Exercise objective: Return each record shown below exactly, with none omitted.

Saved entries
[Start of Attachment]
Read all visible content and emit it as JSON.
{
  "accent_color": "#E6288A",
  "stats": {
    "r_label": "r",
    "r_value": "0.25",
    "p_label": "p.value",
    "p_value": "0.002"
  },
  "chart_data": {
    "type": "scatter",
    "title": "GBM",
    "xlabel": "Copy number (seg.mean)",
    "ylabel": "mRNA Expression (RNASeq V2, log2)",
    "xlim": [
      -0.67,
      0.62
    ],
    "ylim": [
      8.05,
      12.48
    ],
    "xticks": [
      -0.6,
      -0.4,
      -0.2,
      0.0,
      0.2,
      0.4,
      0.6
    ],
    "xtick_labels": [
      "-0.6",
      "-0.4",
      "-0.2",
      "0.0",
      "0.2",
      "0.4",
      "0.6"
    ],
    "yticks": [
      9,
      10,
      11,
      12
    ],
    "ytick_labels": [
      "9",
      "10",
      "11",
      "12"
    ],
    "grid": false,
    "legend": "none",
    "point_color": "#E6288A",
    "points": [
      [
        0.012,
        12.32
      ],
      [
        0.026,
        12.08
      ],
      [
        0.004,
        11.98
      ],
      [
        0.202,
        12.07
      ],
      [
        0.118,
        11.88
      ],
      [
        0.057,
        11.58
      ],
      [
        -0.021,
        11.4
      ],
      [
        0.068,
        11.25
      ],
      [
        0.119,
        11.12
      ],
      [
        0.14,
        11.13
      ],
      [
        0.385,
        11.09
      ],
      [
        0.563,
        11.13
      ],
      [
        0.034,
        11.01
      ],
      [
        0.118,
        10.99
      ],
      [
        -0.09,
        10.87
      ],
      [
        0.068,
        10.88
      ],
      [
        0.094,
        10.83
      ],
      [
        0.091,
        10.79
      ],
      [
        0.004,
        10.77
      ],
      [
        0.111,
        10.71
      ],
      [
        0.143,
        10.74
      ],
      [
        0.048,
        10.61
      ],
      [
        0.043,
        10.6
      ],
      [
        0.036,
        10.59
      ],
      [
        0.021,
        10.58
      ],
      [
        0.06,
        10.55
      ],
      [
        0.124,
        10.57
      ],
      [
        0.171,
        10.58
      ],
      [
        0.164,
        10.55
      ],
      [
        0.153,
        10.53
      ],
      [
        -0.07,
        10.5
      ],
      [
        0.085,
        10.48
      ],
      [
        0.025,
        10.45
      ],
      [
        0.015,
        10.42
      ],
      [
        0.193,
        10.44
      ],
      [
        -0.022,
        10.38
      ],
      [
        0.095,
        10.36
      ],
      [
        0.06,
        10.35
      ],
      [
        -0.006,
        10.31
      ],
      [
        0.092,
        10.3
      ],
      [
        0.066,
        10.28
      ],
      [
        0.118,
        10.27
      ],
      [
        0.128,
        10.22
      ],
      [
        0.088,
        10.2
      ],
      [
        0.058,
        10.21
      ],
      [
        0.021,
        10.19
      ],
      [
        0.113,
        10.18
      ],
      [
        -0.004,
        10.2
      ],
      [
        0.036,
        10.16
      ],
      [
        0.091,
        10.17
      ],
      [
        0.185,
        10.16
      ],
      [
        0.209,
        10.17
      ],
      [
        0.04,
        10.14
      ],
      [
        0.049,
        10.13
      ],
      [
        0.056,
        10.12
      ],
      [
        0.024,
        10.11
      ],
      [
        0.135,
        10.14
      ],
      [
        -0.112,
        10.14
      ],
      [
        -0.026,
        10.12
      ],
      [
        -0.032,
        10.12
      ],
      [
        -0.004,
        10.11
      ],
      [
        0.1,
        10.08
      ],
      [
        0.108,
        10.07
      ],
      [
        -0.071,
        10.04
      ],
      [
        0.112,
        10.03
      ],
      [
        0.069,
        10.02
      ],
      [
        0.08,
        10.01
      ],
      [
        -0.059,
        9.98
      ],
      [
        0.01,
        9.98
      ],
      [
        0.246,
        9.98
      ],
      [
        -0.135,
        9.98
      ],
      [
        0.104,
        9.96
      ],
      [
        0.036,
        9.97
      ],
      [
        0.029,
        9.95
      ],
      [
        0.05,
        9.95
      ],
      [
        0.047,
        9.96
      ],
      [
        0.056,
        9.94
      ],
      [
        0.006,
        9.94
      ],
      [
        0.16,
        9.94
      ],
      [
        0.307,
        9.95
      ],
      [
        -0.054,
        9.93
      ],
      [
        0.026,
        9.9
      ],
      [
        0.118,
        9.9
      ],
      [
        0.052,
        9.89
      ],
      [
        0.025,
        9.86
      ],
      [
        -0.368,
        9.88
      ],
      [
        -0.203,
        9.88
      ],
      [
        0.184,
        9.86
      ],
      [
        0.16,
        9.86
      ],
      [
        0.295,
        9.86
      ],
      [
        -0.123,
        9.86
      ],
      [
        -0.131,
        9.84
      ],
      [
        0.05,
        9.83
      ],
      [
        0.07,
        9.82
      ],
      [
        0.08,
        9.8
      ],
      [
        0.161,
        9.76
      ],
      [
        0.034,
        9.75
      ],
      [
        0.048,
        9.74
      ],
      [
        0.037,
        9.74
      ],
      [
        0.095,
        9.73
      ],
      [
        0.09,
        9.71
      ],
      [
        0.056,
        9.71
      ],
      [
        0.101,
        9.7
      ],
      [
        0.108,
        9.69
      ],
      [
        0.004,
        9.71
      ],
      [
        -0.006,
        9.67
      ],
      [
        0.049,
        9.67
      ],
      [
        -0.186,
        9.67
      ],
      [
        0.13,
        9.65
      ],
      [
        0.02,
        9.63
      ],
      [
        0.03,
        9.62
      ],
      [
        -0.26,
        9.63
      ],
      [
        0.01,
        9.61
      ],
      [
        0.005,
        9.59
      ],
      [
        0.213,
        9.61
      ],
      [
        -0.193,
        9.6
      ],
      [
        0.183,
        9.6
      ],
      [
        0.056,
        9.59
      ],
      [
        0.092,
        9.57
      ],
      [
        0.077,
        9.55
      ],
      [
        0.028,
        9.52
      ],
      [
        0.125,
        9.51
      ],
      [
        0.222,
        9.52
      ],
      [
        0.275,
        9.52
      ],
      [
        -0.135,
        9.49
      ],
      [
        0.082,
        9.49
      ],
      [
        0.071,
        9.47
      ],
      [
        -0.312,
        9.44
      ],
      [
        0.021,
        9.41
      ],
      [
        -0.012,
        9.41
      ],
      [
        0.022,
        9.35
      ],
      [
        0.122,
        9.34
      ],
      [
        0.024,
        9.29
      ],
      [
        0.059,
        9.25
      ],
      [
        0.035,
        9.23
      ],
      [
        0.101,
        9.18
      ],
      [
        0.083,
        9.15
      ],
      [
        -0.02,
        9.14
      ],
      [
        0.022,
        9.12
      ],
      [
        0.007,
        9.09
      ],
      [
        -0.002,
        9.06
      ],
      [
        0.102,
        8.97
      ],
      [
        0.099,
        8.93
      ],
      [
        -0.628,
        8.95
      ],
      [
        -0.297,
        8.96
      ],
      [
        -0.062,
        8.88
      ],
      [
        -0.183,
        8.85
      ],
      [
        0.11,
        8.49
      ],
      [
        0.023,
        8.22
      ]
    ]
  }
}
[End of Attachment]
Exercise solution:
Read all visible content and emit it as JSON.
{
  "accent_color": "#E6288A",
  "stats": {
    "r_label": "r",
    "r_value": "0.25",
    "p_label": "p.value",
    "p_value": "0.002"
  },
  "chart_data": {
    "type": "scatter",
    "title": "GBM",
    "xlabel": "Copy number (seg.mean)",
    "ylabel": "mRNA Expression (RNASeq V2, log2)",
    "xlim": [
      -0.67,
      0.62
    ],
    "ylim": [
      8.05,
      12.48
    ],
    "xticks": [
      -0.6,
      -0.4,
      -0.2,
      0.0,
      0.2,
      0.4,
      0.6
    ],
    "xtick_labels": [
      "-0.6",
      "-0.4",
      "-0.2",
      "0.0",
      "0.2",
      "0.4",
      "0.6"
    ],
    "yticks": [
      9,
      10,
      11,
      12
    ],
    "ytick_labels": [
      "9",
      "10",
      "11",
      "12"
    ],
    "grid": false,
    "legend": "none",
    "point_color": "#E6288A",
    "points": [
      [
        0.012,
        12.32
      ],
      [
        0.026,
        12.08
      ],
      [
        0.004,
        11.98
      ],
      [
        0.202,
        12.07
      ],
      [
        0.118,
        11.88
      ],
      [
        0.057,
        11.58
      ],
      [
        -0.021,
        11.4
      ],
      [
        0.068,
        11.25
      ],
      [
        0.119,
        11.12
      ],
      [
        0.14,
        11.13
      ],
      [
        0.385,
        11.09
      ],
      [
        0.563,
        11.13
      ],
      [
        0.034,
        11.01
      ],
      [
        0.118,
        10.99
      ],
      [
        -0.09,
        10.87
      ],
      [
        0.068,
        10.88
      ],
      [
        0.094,
        10.83
      ],
      [
        0.091,
        10.79
      ],
      [
        0.004,
        10.77
      ],
      [
        0.111,
        10.71
      ],
      [
        0.143,
        10.74
      ],
      [
        0.048,
        10.61
      ],
      [
        0.043,
        10.6
      ],
      [
        0.036,
        10.59
      ],
      [
        0.021,
        10.58
      ],
      [
        0.06,
        10.55
      ],
      [
        0.124,
        10.57
      ],
      [
        0.171,
        10.58
      ],
      [
        0.164,
        10.55
      ],
      [
        0.153,
        10.53
      ],
      [
        -0.07,
        10.5
      ],
      [
        0.085,
        10.48
      ],
      [
        0.025,
        10.45
      ],
      [
        0.015,
        10.42
      ],
      [
        0.193,
        10.44
      ],
      [
        -0.022,
        10.38
      ],
      [
        0.095,
        10.36
      ],
      [
        0.06,
        10.35
      ],
      [
        -0.006,
        10.31
      ],
      [
        0.092,
        10.3
      ],
      [
        0.066,
        10.28
      ],
      [
        0.118,
        10.27
      ],
      [
        0.128,
        10.22
      ],
      [
        0.088,
        10.2
      ],
      [
        0.058,
        10.21
      ],
      [
        0.021,
        10.19
      ],
      [
        0.113,
        10.18
      ],
      [
        -0.004,
        10.2
      ],
      [
        0.036,
        10.16
      ],
      [
        0.091,
        10.17
      ],
      [
        0.185,
        10.16
      ],
      [
        0.209,
        10.17
      ],
      [
        0.04,
        10.14
      ],
      [
        0.049,
        10.13
      ],
      [
        0.056,
        10.12
      ],
      [
        0.024,
        10.11
      ],
      [
        0.135,
        10.14
      ],
      [
        -0.112,
        10.14
      ],
      [
        -0.026,
        10.12
      ],
      [
        -0.032,
        10.12
      ],
      [
        -0.004,
        10.11
      ],
      [
        0.1,
        10.08
      ],
      [
        0.108,
        10.07
      ],
      [
        -0.071,
        10.04
      ],
      [
        0.112,
        10.03
      ],
      [
        0.069,
        10.02
      ],
      [
        0.08,
        10.01
      ],
      [
        -0.059,
        9.98
      ],
      [
        0.01,
        9.98
      ],
      [
        0.246,
        9.98
      ],
      [
        -0.135,
        9.98
      ],
      [
        0.104,
        9.96
      ],
      [
        0.036,
        9.97
      ],
      [
        0.029,
        9.95
      ],
      [
        0.05,
        9.95
      ],
      [
        0.047,
        9.96
      ],
      [
        0.056,
        9.94
      ],
      [
        0.006,
        9.94
      ],
      [
        0.16,
        9.94
      ],
      [
        0.307,
        9.95
      ],
      [
        -0.054,
        9.93
      ],
      [
        0.026,
        9.9
      ],
      [
        0.118,
        9.9
      ],
      [
        0.052,
        9.89
      ],
      [
        0.025,
        9.86
      ],
      [
        -0.368,
        9.88
      ],
      [
        -0.203,
        9.88
      ],
      [
        0.184,
        9.86
      ],
      [
        0.16,
        9.86
      ],
      [
        0.295,
        9.86
      ],
      [
        -0.123,
        9.86
      ],
      [
        -0.131,
        9.84
      ],
      [
        0.05,
        9.83
      ],
      [
        0.07,
        9.82
      ],
      [
        0.08,
        9.8
      ],
      [
        0.161,
        9.76
      ],
      [
        0.034,
        9.75
      ],
      [
        0.048,
        9.74
      ],
      [
        0.037,
        9.74
      ],
      [
        0.095,
        9.73
      ],
      [
        0.09,
        9.71
      ],
      [
        0.056,
        9.71
      ],
      [
        0.101,
        9.7
      ],
      [
        0.108,
        9.69
      ],
      [
        0.004,
        9.71
      ],
      [
        -0.006,
        9.67
      ],
      [
        0.049,
        9.67
      ],
      [
        -0.186,
        9.67
      ],
      [
        0.13,
        9.65
      ],
      [
        0.02,
        9.63
      ],
      [
        0.03,
        9.62
      ],
      [
        -0.26,
        9.63
      ],
      [
        0.01,
        9.61
      ],
      [
        0.005,
        9.59
      ],
      [
        0.213,
        9.61
      ],
      [
        -0.193,
        9.6
      ],
      [
        0.183,
        9.6
      ],
      [
        0.056,
        9.59
      ],
      [
        0.092,
        9.57
      ],
      [
        0.077,
        9.55
      ],
      [
        0.028,
        9.52
      ],
      [
        0.125,
        9.51
      ],
      [
        0.222,
        9.52
      ],
      [
        0.275,
        9.52
      ],
      [
        -0.135,
        9.49
      ],
      [
        0.082,
        9.49
      ],
      [
        0.071,
        9.47
      ],
      [
        -0.312,
        9.44
      ],
      [
        0.021,
        9.41
      ],
      [
        -0.012,
        9.41
      ],
      [
        0.022,
        9.35
      ],
      [
        0.122,
        9.34
      ],
      [
        0.024,
        9.29
      ],
      [
        0.059,
        9.25
      ],
      [
        0.035,
        9.23
      ],
      [
        0.101,
        9.18
      ],
      [
        0.083,
        9.15
      ],
      [
        -0.02,
        9.14
      ],
      [
        0.022,
        9.12
      ],
      [
        0.007,
        9.09
      ],
      [
        -0.002,
        9.06
      ],
      [
        0.102,
        8.97
      ],
      [
        0.099,
        8.93
      ],
      [
        -0.628,
        8.95
      ],
      [
        -0.297,
        8.96
      ],
      [
        -0.062,
        8.88
      ],
      [
        -0.183,
        8.85
      ],
      [
        0.11,
        8.49
      ],
      [
        0.023,
        8.22
      ]
    ]
  }
}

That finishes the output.